What is required → List all the lines in these records that hold "OMPS".

[Records from a dataset]

========

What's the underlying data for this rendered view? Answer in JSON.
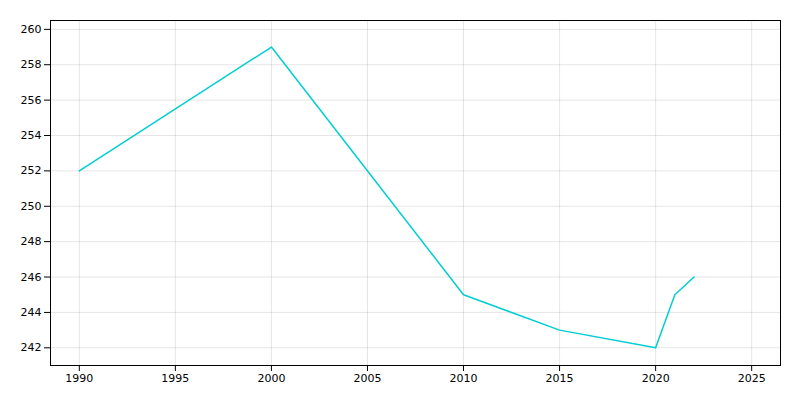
{
  "chart_data": {
    "type": "line",
    "x": [
      1990,
      2000,
      2010,
      2015,
      2020,
      2021,
      2022
    ],
    "values": [
      252,
      259,
      245,
      243,
      242,
      245,
      246
    ],
    "color": "#00CED1",
    "xlim": [
      1988.5,
      2026.5
    ],
    "ylim": [
      241,
      260.5
    ],
    "xticks": [
      1990,
      1995,
      2000,
      2005,
      2010,
      2015,
      2020,
      2025
    ],
    "yticks": [
      242,
      244,
      246,
      248,
      250,
      252,
      254,
      256,
      258,
      260
    ],
    "grid": true
  }
}
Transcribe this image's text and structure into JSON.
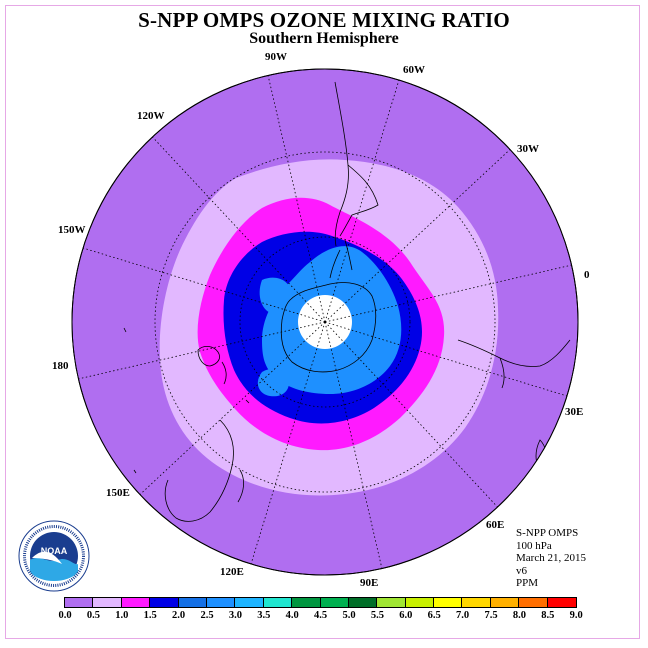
{
  "title": "S-NPP OMPS OZONE MIXING RATIO",
  "subtitle": "Southern Hemisphere",
  "longitude_labels": [
    "90W",
    "60W",
    "30W",
    "0",
    "30E",
    "60E",
    "90E",
    "120E",
    "150E",
    "180",
    "150W",
    "120W"
  ],
  "info": {
    "instrument": "S-NPP OMPS",
    "level": "100 hPa",
    "date": "March 21, 2015",
    "version": "v6",
    "units": "PPM"
  },
  "colorbar": {
    "ticks": [
      "0.0",
      "0.5",
      "1.0",
      "1.5",
      "2.0",
      "2.5",
      "3.0",
      "3.5",
      "4.0",
      "4.5",
      "5.0",
      "5.5",
      "6.0",
      "6.5",
      "7.0",
      "7.5",
      "8.0",
      "8.5",
      "9.0"
    ],
    "colors": [
      "#b06ef0",
      "#e2b8ff",
      "#ff1aff",
      "#0000e6",
      "#1470e6",
      "#1e90ff",
      "#1eb4ff",
      "#20e6d0",
      "#009640",
      "#00b050",
      "#006e28",
      "#a0e632",
      "#c8f000",
      "#ffff00",
      "#ffd700",
      "#ffb000",
      "#ff6e00",
      "#ff0000"
    ]
  },
  "map_colors": {
    "outer": "#b06ef0",
    "band_0_5": "#e2b8ff",
    "band_1_0": "#ff1aff",
    "band_1_5": "#0000e6",
    "band_2_0": "#1e90ff",
    "band_2_5": "#1e90ff",
    "pole": "#ffffff"
  },
  "logo": {
    "text": "NOAA",
    "ring_text": "NATIONAL OCEANIC AND ATMOSPHERIC ADMINISTRATION · U.S. DEPARTMENT OF COMMERCE"
  }
}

========

Exercise answer →
  "title": "S-NPP OMPS OZONE MIXING RATIO",
    "instrument": "S-NPP OMPS",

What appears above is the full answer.